▶ _AIM OF THE TASK_
Count the lines below that contain the word "mysql", and reply with that number alone.

▶ _DATA SHOWN_

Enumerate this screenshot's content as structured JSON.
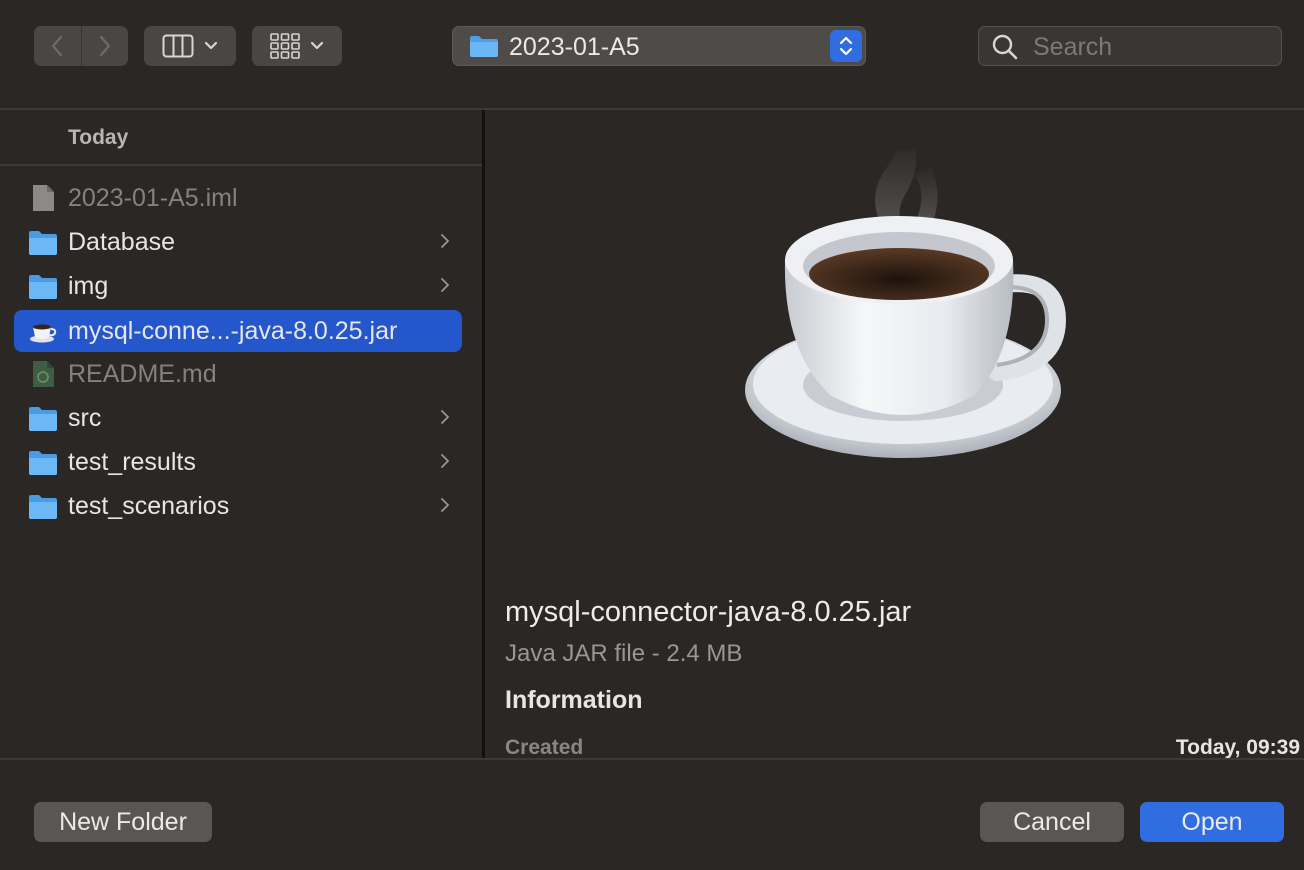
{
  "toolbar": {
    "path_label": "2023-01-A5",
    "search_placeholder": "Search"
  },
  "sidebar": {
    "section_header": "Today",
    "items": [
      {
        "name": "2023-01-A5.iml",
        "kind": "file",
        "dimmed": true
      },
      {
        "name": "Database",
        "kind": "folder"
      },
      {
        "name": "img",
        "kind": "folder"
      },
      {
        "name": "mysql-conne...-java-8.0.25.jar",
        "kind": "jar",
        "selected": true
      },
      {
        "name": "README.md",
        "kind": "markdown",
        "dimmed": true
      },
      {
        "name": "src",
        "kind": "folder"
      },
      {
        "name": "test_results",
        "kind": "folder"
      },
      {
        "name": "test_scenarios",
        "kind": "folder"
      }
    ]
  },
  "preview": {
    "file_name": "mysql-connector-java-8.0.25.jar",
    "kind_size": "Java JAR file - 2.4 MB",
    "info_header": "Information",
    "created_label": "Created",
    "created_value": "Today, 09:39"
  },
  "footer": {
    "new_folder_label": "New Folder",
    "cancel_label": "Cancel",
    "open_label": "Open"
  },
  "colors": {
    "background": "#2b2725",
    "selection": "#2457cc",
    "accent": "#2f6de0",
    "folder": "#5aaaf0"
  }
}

==

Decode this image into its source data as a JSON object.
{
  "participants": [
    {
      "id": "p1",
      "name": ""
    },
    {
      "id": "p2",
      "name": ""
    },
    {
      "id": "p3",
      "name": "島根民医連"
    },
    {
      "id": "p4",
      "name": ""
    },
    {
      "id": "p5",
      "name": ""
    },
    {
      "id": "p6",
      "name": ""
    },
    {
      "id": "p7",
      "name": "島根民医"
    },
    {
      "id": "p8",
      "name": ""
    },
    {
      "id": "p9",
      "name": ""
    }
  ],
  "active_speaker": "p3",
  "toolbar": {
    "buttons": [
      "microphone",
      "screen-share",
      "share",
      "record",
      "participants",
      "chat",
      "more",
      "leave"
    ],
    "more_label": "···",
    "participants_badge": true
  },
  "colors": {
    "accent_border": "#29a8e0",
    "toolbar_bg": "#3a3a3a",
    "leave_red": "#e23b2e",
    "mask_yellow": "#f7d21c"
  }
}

▶ _THE RESPONSE_
2